EXCERPTED DATA =>
** begin **

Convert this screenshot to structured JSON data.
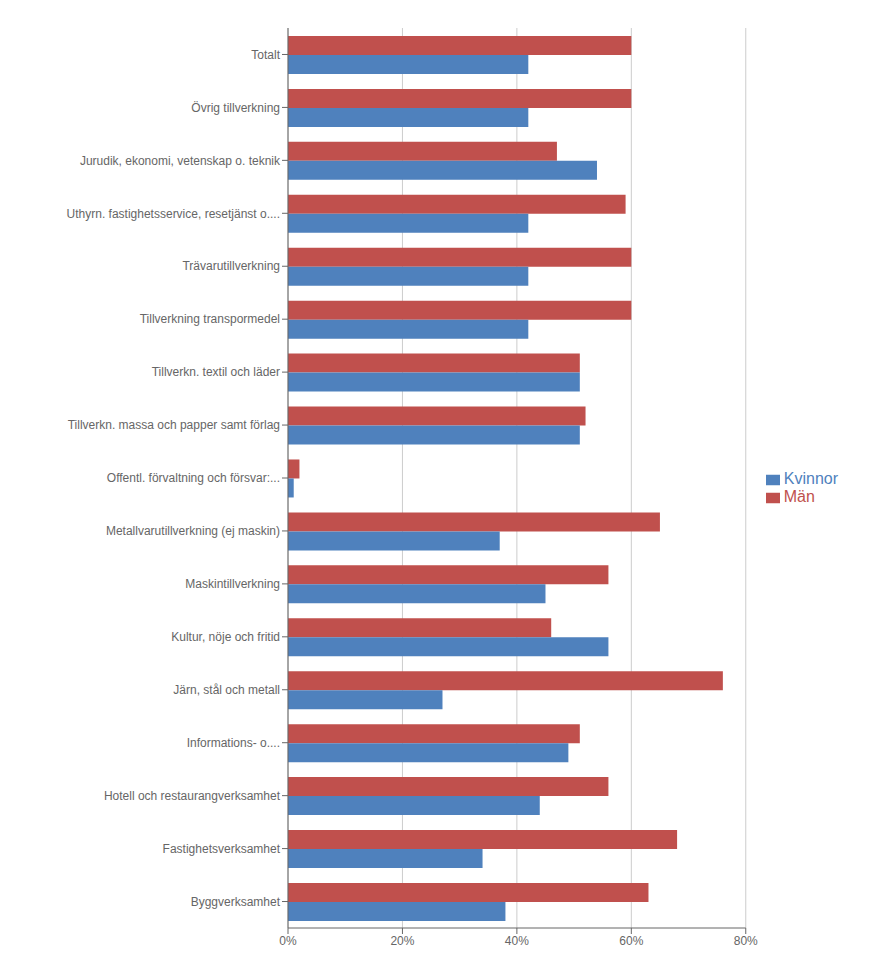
{
  "chart_data": {
    "type": "bar",
    "orientation": "horizontal",
    "categories": [
      "Byggverksamhet",
      "Fastighetsverksamhet",
      "Hotell och restaurangverksamhet",
      "Informations- o....",
      "Järn, stål och metall",
      "Kultur, nöje och fritid",
      "Maskintillverkning",
      "Metallvarutillverkning (ej maskin)",
      "Offentl. förvaltning och försvar:...",
      "Tillverkn. massa och papper samt förlag",
      "Tillverkn. textil och läder",
      "Tillverkning transpormedel",
      "Trävarutillverkning",
      "Uthyrn. fastighetsservice, resetjänst o....",
      "Jurudik, ekonomi, vetenskap o. teknik",
      "Övrig tillverkning",
      "Totalt"
    ],
    "series": [
      {
        "name": "Män",
        "color": "#C0504D",
        "values": [
          0.63,
          0.68,
          0.56,
          0.51,
          0.76,
          0.46,
          0.56,
          0.65,
          0.02,
          0.52,
          0.51,
          0.6,
          0.6,
          0.59,
          0.47,
          0.6,
          0.6
        ]
      },
      {
        "name": "Kvinnor",
        "color": "#4F81BD",
        "values": [
          0.38,
          0.34,
          0.44,
          0.49,
          0.27,
          0.56,
          0.45,
          0.37,
          0.01,
          0.51,
          0.51,
          0.42,
          0.42,
          0.42,
          0.54,
          0.42,
          0.42
        ]
      }
    ],
    "xlim": [
      0.0,
      0.8
    ],
    "xticks": [
      {
        "value": 0.0,
        "label": "0%"
      },
      {
        "value": 0.2,
        "label": "20%"
      },
      {
        "value": 0.4,
        "label": "40%"
      },
      {
        "value": 0.6,
        "label": "60%"
      },
      {
        "value": 0.8,
        "label": "80%"
      }
    ],
    "grid": true,
    "legend": "right"
  }
}
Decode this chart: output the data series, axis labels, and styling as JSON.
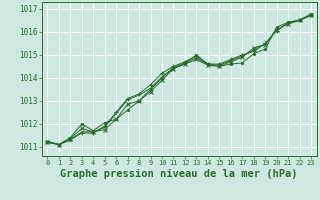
{
  "background_color": "#cce8e0",
  "grid_color": "#b0d8d0",
  "line_color": "#2d6a2d",
  "xlabel": "Graphe pression niveau de la mer (hPa)",
  "xlabel_fontsize": 7.5,
  "xlabel_color": "#2d6a2d",
  "xlim": [
    -0.5,
    23.5
  ],
  "ylim": [
    1010.6,
    1017.3
  ],
  "yticks": [
    1011,
    1012,
    1013,
    1014,
    1015,
    1016,
    1017
  ],
  "xticks": [
    0,
    1,
    2,
    3,
    4,
    5,
    6,
    7,
    8,
    9,
    10,
    11,
    12,
    13,
    14,
    15,
    16,
    17,
    18,
    19,
    20,
    21,
    22,
    23
  ],
  "series": [
    [
      1011.2,
      1011.1,
      1011.3,
      1011.6,
      1011.6,
      1011.9,
      1012.5,
      1013.1,
      1013.3,
      1013.7,
      1014.2,
      1014.5,
      1014.7,
      1014.95,
      1014.6,
      1014.6,
      1014.8,
      1015.0,
      1015.15,
      1015.5,
      1016.05,
      1016.4,
      1016.5,
      1016.75
    ],
    [
      1011.2,
      1011.1,
      1011.35,
      1011.8,
      1011.65,
      1011.75,
      1012.2,
      1012.85,
      1013.0,
      1013.4,
      1013.9,
      1014.4,
      1014.6,
      1014.8,
      1014.55,
      1014.5,
      1014.7,
      1014.9,
      1015.3,
      1015.45,
      1016.1,
      1016.35,
      1016.5,
      1016.72
    ],
    [
      1011.2,
      1011.1,
      1011.4,
      1012.0,
      1011.7,
      1012.05,
      1012.2,
      1012.6,
      1013.0,
      1013.5,
      1014.0,
      1014.45,
      1014.65,
      1015.0,
      1014.6,
      1014.5,
      1014.6,
      1014.65,
      1015.05,
      1015.25,
      1016.2,
      1016.42,
      1016.52,
      1016.78
    ],
    [
      1011.25,
      1011.1,
      1011.3,
      1011.65,
      1011.65,
      1011.85,
      1012.45,
      1013.05,
      1013.25,
      1013.55,
      1014.05,
      1014.42,
      1014.62,
      1014.88,
      1014.58,
      1014.55,
      1014.75,
      1014.95,
      1015.2,
      1015.48,
      1016.08,
      1016.38,
      1016.51,
      1016.73
    ]
  ],
  "markers": [
    "+",
    "x",
    ".",
    null
  ]
}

** end **

TASK OBJECTIVE => Pull out the lines above in which the word "this" appears.

FINISHED EXERCISE =>
Convert this screenshot to structured JSON data.
Decode this chart: output the data series, axis labels, and styling as JSON.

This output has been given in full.